Exercise material.
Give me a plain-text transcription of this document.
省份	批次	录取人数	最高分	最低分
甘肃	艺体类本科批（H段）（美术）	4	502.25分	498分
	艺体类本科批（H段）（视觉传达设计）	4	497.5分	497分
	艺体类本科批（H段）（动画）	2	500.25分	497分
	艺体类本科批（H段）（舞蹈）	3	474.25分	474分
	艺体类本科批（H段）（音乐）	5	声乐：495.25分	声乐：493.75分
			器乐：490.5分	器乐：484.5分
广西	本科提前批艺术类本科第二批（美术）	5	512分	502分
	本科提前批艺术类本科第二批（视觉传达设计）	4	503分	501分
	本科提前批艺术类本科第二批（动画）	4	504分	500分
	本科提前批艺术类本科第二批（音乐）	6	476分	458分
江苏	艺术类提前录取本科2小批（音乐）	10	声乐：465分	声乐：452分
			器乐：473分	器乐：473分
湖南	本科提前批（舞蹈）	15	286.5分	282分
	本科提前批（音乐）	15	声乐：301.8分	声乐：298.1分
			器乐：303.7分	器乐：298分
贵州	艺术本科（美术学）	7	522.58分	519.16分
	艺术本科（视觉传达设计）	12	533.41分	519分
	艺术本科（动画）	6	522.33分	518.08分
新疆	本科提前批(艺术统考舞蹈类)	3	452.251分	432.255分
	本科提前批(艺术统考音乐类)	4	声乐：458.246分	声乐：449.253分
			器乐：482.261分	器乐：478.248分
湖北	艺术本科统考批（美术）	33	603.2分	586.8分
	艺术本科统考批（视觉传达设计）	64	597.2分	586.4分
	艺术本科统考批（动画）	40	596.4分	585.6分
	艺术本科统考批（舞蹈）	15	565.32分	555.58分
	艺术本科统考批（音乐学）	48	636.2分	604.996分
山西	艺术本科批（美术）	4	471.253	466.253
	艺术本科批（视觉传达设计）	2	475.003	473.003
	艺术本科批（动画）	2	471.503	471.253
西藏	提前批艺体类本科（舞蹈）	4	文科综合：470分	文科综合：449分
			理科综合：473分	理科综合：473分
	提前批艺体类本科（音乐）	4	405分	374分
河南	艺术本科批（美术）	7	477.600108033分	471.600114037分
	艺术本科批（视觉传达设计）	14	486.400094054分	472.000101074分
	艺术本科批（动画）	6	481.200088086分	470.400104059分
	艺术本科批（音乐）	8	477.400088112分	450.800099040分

Task goal.
Every entry must be retyped in full, exactly as given.

Right answer.
Give me a plain-text transcription of this document.
省份	批次	录取人数	最高分	最低分
甘肃	艺体类本科批（H段）（美术）	4	502.25分	498分
	艺体类本科批（H段）（视觉传达设计）	4	497.5分	497分
	艺体类本科批（H段）（动画）	2	500.25分	497分
	艺体类本科批（H段）（舞蹈）	3	474.25分	474分
	艺体类本科批（H段）（音乐）	5	声乐：495.25分	声乐：493.75分
			器乐：490.5分	器乐：484.5分
广西	本科提前批艺术类本科第二批（美术）	5	512分	502分
	本科提前批艺术类本科第二批（视觉传达设计）	4	503分	501分
	本科提前批艺术类本科第二批（动画）	4	504分	500分
	本科提前批艺术类本科第二批（音乐）	6	476分	458分
江苏	艺术类提前录取本科2小批（音乐）	10	声乐：465分	声乐：452分
			器乐：473分	器乐：473分
湖南	本科提前批（舞蹈）	15	286.5分	282分
	本科提前批（音乐）	15	声乐：301.8分	声乐：298.1分
			器乐：303.7分	器乐：298分
贵州	艺术本科（美术学）	7	522.58分	519.16分
	艺术本科（视觉传达设计）	12	533.41分	519分
	艺术本科（动画）	6	522.33分	518.08分
新疆	本科提前批(艺术统考舞蹈类)	3	452.251分	432.255分
	本科提前批(艺术统考音乐类)	4	声乐：458.246分	声乐：449.253分
			器乐：482.261分	器乐：478.248分
湖北	艺术本科统考批（美术）	33	603.2分	586.8分
	艺术本科统考批（视觉传达设计）	64	597.2分	586.4分
	艺术本科统考批（动画）	40	596.4分	585.6分
	艺术本科统考批（舞蹈）	15	565.32分	555.58分
	艺术本科统考批（音乐学）	48	636.2分	604.996分
山西	艺术本科批（美术）	4	471.253	466.253
	艺术本科批（视觉传达设计）	2	475.003	473.003
	艺术本科批（动画）	2	471.503	471.253
西藏	提前批艺体类本科（舞蹈）	4	文科综合：470分	文科综合：449分
			理科综合：473分	理科综合：473分
	提前批艺体类本科（音乐）	4	405分	374分
河南	艺术本科批（美术）	7	477.600108033分	471.600114037分
	艺术本科批（视觉传达设计）	14	486.400094054分	472.000101074分
	艺术本科批（动画）	6	481.200088086分	470.400104059分
	艺术本科批（音乐）	8	477.400088112分	450.800099040分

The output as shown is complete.